──────── PROVIDED RECORDS

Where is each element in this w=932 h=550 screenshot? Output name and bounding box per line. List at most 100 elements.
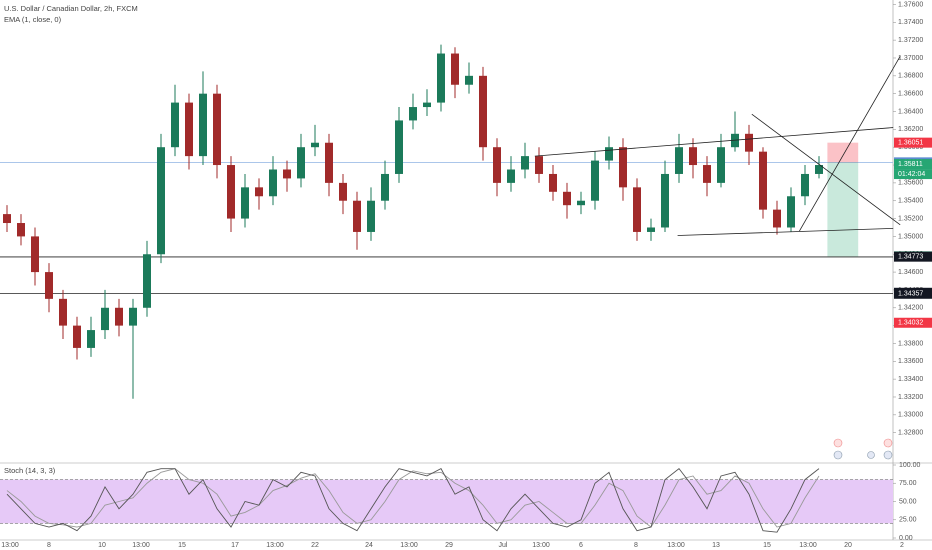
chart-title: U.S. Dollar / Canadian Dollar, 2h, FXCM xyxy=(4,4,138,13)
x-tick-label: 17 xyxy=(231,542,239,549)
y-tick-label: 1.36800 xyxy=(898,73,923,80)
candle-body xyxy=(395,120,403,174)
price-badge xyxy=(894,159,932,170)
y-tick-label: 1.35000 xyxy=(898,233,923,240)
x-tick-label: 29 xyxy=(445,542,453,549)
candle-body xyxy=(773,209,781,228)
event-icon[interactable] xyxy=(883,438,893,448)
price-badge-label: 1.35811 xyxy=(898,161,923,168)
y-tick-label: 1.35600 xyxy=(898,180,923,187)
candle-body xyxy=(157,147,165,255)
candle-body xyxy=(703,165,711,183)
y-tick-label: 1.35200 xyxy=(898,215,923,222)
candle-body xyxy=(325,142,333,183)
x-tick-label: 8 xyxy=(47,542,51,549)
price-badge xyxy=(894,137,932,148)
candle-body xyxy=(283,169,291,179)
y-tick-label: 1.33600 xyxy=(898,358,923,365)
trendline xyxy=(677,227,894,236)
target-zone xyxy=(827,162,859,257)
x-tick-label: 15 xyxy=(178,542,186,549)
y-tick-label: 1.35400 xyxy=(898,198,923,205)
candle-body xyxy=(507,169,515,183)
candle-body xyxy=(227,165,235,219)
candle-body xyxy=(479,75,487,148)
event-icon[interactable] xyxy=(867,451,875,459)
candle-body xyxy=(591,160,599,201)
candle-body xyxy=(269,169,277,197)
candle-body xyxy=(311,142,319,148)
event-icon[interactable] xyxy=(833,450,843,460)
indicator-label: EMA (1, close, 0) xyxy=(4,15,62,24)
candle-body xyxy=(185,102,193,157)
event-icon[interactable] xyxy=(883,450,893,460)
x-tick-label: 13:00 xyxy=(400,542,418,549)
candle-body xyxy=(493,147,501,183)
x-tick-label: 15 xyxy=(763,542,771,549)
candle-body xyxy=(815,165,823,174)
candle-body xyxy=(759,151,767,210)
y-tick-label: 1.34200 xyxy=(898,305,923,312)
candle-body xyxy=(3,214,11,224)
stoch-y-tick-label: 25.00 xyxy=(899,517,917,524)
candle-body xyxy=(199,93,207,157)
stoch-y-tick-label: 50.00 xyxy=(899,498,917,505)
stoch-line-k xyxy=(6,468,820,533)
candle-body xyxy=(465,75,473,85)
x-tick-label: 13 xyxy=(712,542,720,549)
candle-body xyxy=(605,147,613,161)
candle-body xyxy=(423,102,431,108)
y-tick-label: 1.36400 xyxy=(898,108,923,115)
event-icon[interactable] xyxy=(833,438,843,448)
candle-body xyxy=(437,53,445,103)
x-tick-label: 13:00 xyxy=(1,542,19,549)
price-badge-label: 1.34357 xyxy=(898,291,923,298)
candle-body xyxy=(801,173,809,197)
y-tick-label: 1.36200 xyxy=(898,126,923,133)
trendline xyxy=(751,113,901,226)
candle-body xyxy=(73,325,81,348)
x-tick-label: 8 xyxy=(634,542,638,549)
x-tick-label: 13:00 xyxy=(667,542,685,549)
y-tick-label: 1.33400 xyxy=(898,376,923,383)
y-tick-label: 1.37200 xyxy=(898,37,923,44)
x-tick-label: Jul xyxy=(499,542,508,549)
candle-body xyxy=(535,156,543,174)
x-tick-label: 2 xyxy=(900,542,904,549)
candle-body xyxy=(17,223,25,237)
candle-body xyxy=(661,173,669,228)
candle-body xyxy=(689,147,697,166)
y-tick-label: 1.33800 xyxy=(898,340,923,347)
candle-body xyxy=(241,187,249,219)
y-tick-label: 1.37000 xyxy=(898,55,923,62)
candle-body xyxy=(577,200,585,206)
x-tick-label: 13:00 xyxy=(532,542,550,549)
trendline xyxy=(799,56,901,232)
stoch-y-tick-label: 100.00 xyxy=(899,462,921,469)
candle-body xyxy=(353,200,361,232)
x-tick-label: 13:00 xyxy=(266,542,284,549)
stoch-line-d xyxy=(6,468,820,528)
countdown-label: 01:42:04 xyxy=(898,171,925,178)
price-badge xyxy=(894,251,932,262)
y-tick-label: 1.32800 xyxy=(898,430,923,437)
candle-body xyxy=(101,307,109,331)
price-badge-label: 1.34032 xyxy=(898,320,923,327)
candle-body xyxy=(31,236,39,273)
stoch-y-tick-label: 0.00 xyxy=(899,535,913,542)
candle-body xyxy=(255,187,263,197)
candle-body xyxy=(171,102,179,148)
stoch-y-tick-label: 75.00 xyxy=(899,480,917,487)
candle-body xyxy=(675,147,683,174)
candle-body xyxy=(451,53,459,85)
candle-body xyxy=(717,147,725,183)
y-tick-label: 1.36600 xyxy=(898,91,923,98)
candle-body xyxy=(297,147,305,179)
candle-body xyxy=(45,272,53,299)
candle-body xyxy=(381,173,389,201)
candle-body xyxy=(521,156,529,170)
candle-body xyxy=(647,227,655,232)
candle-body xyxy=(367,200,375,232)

────────────────
──────── PROVIDED RECORDS

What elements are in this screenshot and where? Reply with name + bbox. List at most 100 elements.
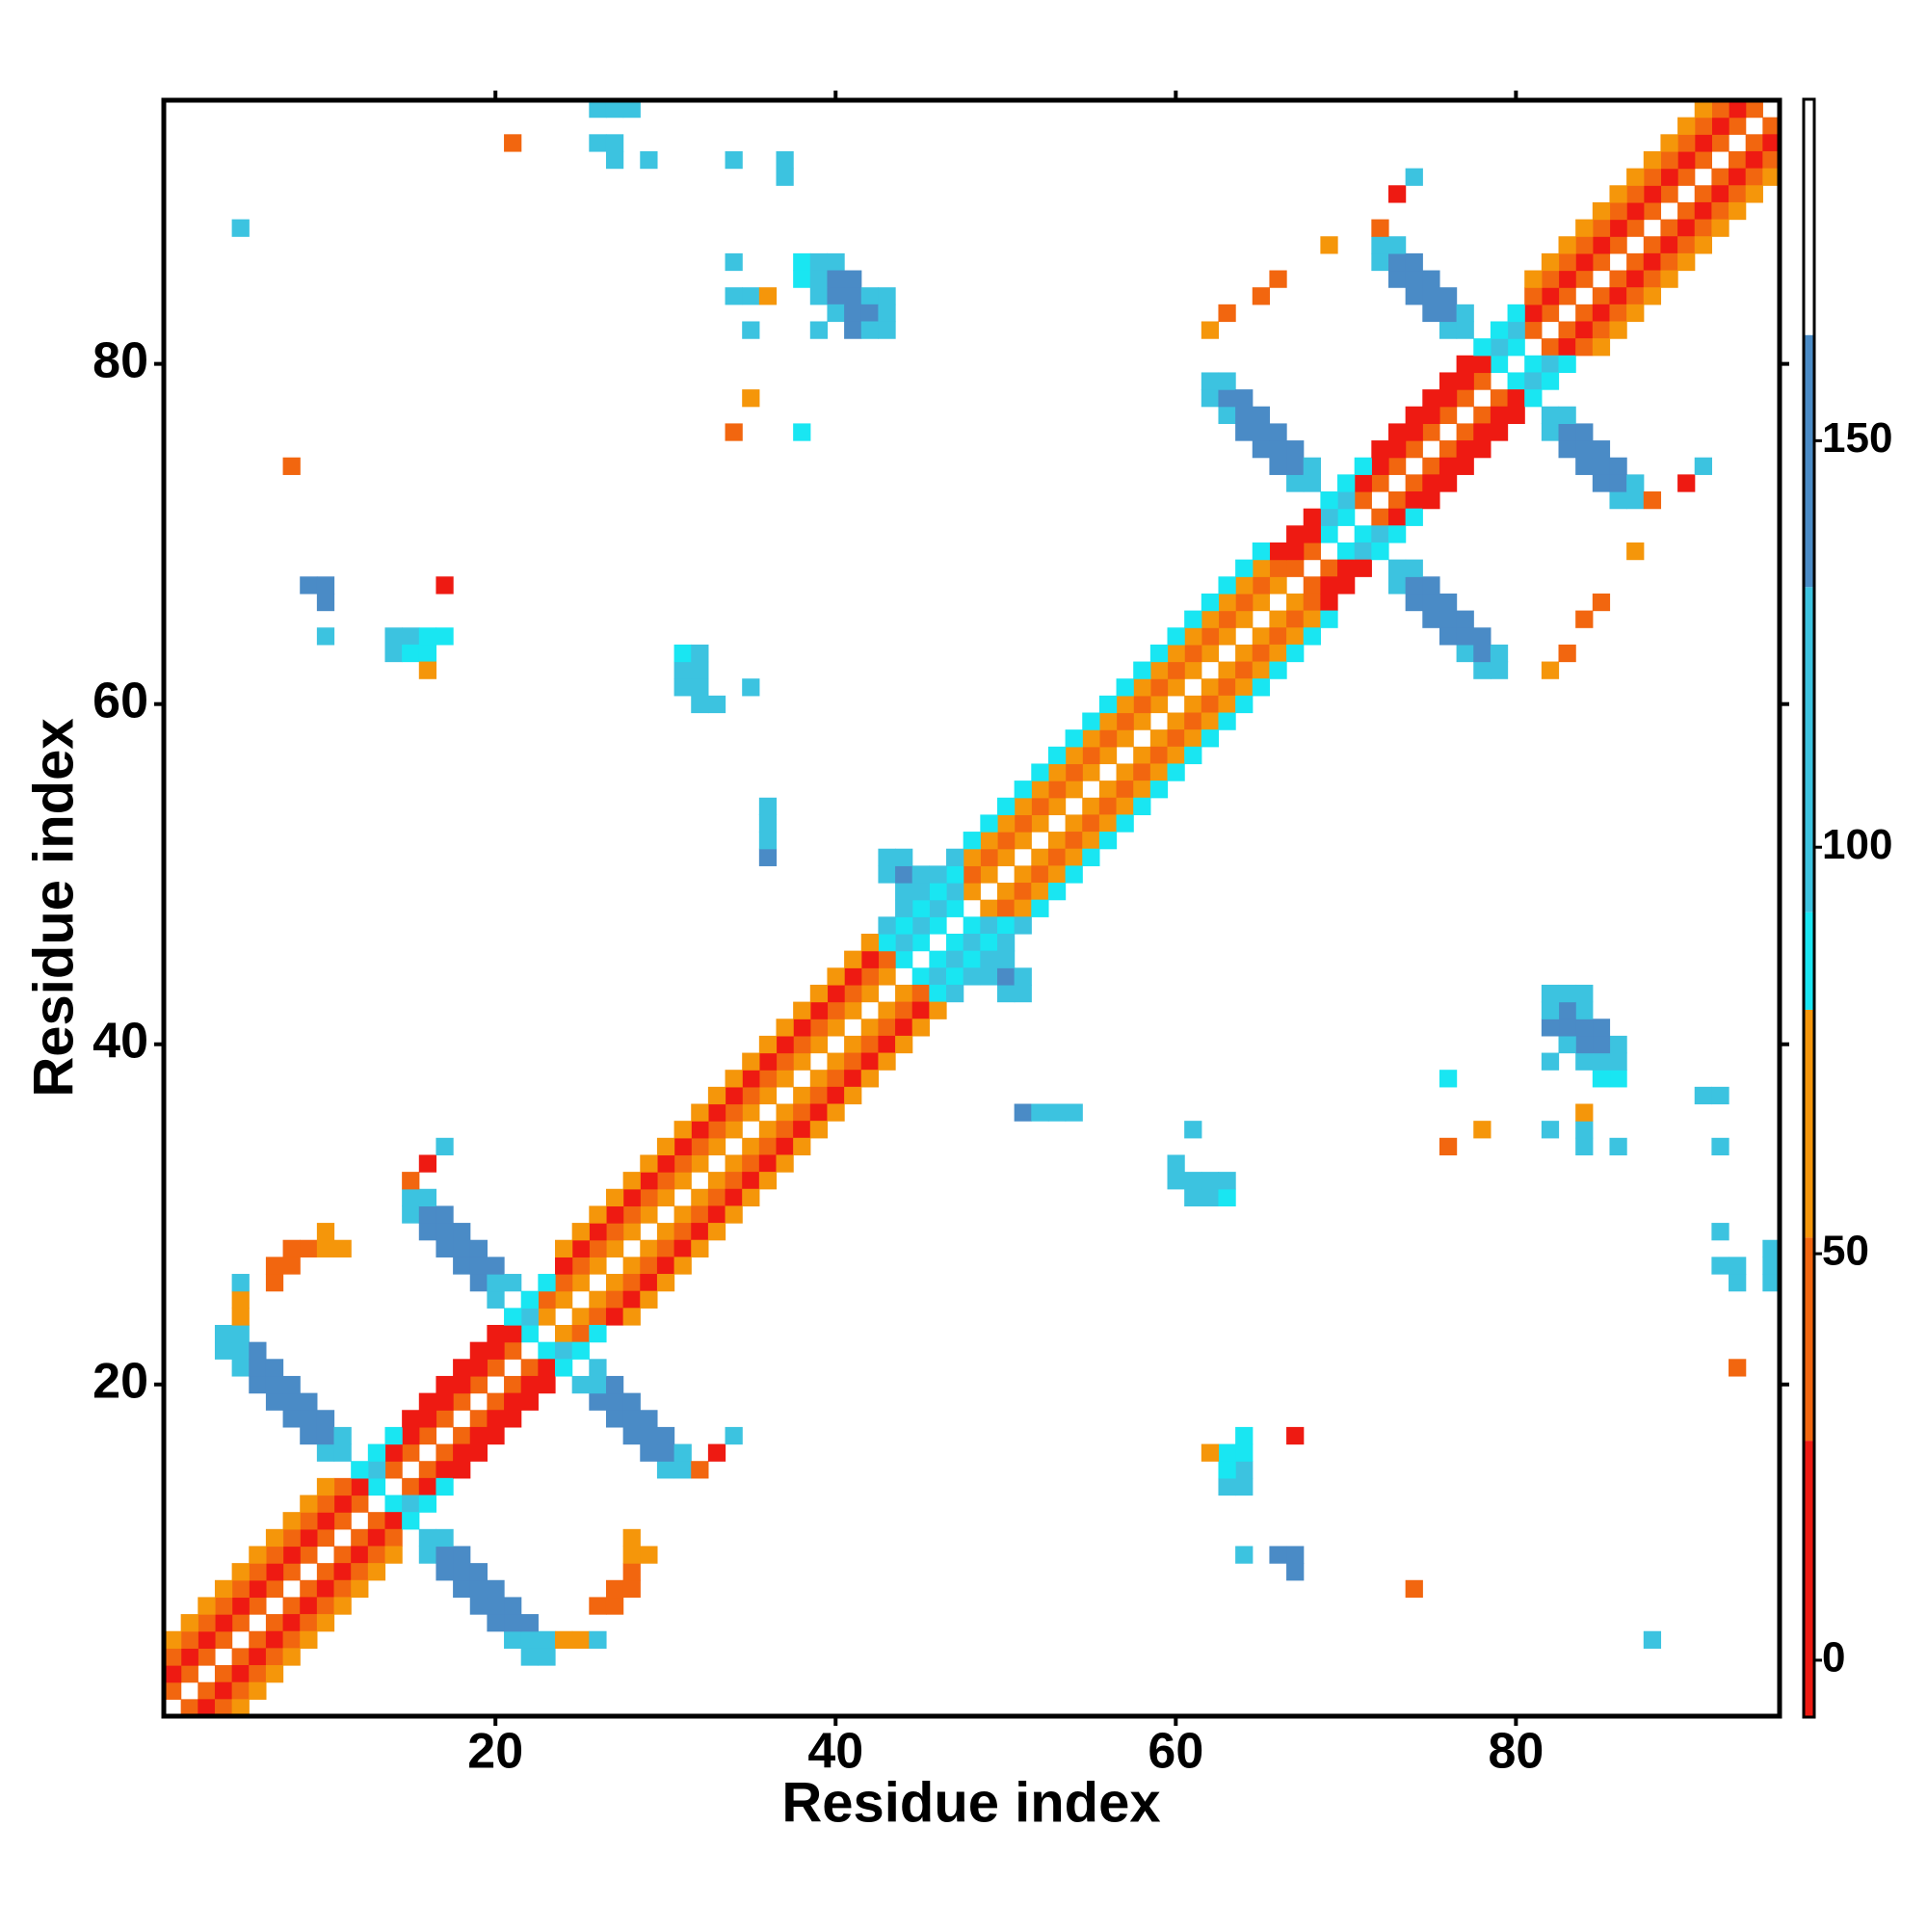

────────────────
──────── PROVIDED RECORDS

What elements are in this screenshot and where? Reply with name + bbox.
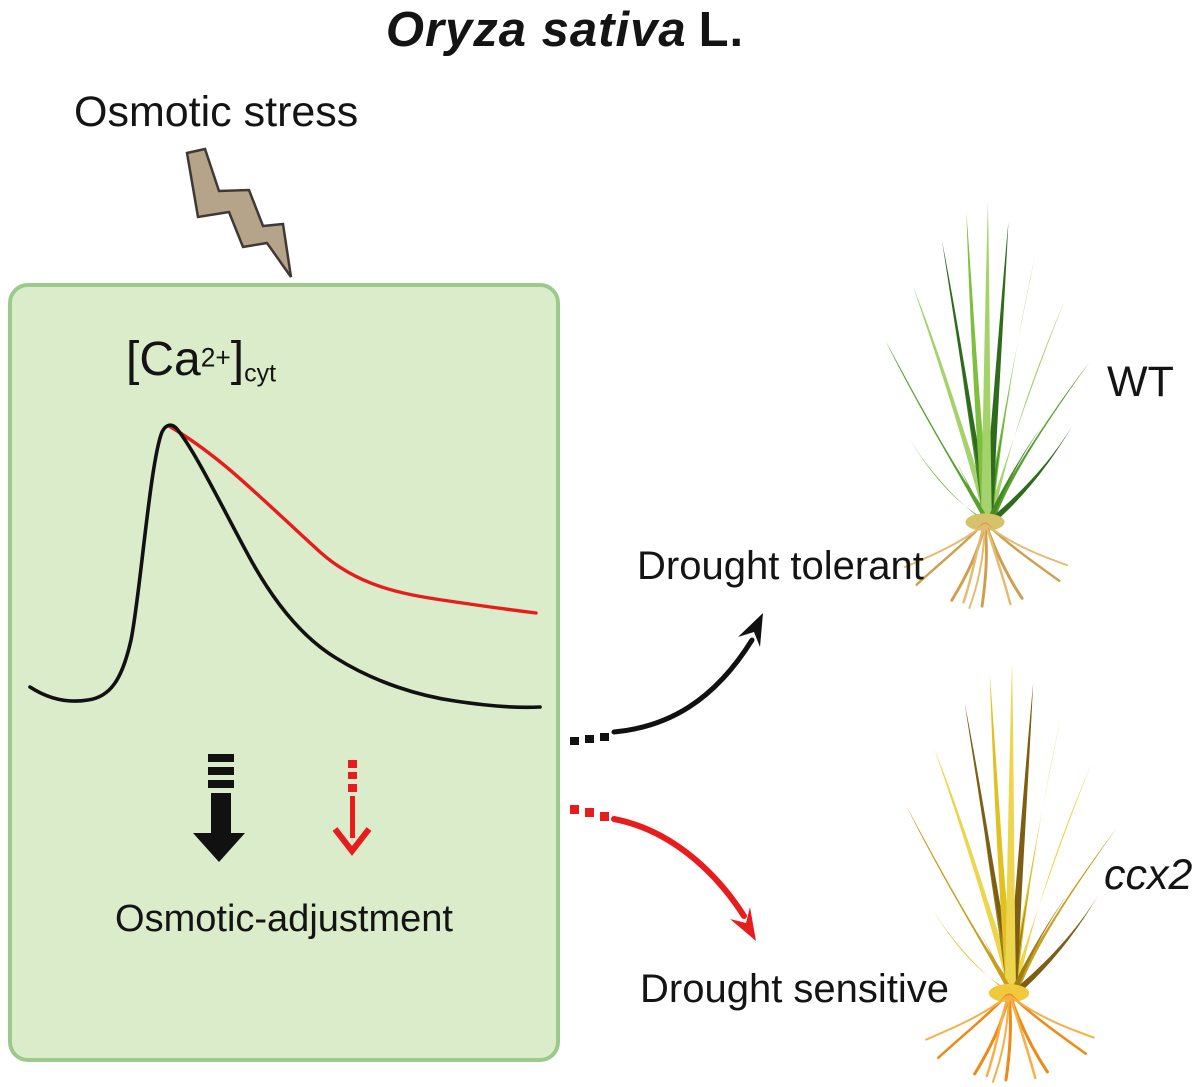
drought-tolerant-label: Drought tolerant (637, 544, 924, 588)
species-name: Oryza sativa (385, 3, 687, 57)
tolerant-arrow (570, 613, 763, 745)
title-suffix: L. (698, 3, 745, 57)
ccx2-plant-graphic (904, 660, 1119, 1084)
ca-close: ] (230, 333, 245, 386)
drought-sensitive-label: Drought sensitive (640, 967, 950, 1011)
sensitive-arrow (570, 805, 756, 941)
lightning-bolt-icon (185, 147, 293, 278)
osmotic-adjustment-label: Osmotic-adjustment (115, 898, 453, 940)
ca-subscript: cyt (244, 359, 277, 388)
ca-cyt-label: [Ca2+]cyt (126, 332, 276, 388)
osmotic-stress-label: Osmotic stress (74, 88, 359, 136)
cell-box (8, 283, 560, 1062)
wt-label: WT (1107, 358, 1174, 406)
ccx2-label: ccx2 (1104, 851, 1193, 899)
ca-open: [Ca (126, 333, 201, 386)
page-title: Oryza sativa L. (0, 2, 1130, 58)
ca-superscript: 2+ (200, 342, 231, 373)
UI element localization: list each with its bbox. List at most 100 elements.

────────────────

Format the items from the line with "Where is each" up to and including the line with "y-tick-label: 1.36800 xyxy=(898,73,923,80)" as a Markdown table with the columns "Row" and "Text", one numbered row per line. Skip blank lines and leave out the pictures.

| Row | Text |
|---|---|
| 1 | Where is each element in this w=932 h=550 screenshot? Output name and bounding box per line. List at most 100 elements. |
| 2 | chart-title: U.S. Dollar / Canadian Dollar, 2h, FXCM xyxy=(4,4,138,13) |
| 3 | x-tick-label: 17 xyxy=(231,542,239,549) |
| 4 | y-tick-label: 1.36800 xyxy=(898,73,923,80) |